A Grande Fome de Mao

A história da catástrofe mais devastadora da China, 1958-62

Frank Dikötter

Por: Reginaldo Cresencio

15/12/2025

Em A Grande Fome de Mao, o historiador Frank Dikötter oferece um dos relatos mais sólidos, dolorosos e necessários sobre uma das maiores tragédias humanitárias do século XX. A obra analisa o período do chamado "Grande Salto Adiante" (1958–1962), política conduzida por Mao Tsé-Tung que pretendia transformar rapidamente a China em uma potência industrial e agrícola, mas que resultou em uma fome de proporções catastróficas, levando à morte dezenas de milhões de pessoas.

A força do livro está no rigor documental. Dikötter baseia sua pesquisa em arquivos oficiais do Partido Comunista Chinês, relatórios locais, correspondências internas e testemunhos que só se tornaram acessíveis décadas depois. Esses documentos revelam que a fome não foi consequência de desastres naturais inevitáveis, como durante muito tempo se afirmou oficialmente, mas resultado direto de decisões políticas ideologicamente orientadas, da centralização extrema do poder e da recusa sistemática em reconhecer a realidade.

→ **Registros fornecidos**
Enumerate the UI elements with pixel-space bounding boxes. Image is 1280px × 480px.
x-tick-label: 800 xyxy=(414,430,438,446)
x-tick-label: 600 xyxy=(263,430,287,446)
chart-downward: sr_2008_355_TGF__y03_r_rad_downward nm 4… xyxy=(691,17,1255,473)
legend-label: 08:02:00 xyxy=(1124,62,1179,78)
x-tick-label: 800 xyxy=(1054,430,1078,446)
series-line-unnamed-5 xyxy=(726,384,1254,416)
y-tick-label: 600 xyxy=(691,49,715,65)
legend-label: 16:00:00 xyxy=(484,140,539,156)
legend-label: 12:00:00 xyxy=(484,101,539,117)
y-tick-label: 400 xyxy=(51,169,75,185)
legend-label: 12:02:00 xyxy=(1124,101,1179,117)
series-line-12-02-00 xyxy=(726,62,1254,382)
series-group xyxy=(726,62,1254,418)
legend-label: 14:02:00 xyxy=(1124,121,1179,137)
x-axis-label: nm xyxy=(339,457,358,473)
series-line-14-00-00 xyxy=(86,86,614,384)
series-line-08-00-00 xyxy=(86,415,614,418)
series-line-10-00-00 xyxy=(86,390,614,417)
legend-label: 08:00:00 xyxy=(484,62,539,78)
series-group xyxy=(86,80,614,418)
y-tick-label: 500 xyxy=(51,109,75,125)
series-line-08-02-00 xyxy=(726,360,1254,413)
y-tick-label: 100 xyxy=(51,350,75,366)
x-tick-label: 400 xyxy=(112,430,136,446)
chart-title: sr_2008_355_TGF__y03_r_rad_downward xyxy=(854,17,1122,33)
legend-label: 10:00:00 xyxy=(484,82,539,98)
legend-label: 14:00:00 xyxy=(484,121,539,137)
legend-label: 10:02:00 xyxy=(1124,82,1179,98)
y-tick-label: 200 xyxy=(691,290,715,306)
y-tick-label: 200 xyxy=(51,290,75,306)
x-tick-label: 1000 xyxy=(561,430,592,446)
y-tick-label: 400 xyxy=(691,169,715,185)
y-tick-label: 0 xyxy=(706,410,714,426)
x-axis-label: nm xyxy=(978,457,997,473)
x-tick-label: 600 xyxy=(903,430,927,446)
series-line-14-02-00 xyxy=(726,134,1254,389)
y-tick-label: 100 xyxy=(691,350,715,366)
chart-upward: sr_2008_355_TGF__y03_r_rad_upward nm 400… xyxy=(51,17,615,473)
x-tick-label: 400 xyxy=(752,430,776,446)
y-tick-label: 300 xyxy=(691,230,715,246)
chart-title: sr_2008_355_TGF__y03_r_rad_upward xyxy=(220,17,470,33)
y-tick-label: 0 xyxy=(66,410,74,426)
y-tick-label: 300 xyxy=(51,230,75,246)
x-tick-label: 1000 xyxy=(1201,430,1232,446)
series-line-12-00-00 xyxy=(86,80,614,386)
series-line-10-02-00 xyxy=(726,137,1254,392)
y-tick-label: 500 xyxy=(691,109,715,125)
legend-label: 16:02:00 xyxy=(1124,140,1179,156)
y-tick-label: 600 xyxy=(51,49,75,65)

→ **Enunciado 1**
Traduza para o inglês esta frase do texto sobre A Grande Fome de Mao: "A força do livro está no rigor documental."
→ **Enunciado 2**
Transcreva o trecho do texto sobre A Grande Fome de Mao que vai de "Em A Grande" até "milhões de pessoas.".
Os registros não são usados nesta atividade.

→ **Resposta 1**
The book's strength lies in its documentary rigor.

→ **Resposta 2**
Em A Grande Fome de Mao, o historiador Frank Dikötter oferece um dos relatos mais sólidos, dolorosos e necessários sobre uma das maiores tragédias humanitárias do século XX. A obra analisa o período do chamado "Grande Salto Adiante" (1958–1962), política conduzida por Mao Tsé-Tung que pretendia transformar rapidamente a China em uma potência industrial e agrícola, mas que resultou em uma fome de proporções catastróficas, levando à morte dezenas de milhões de pessoas.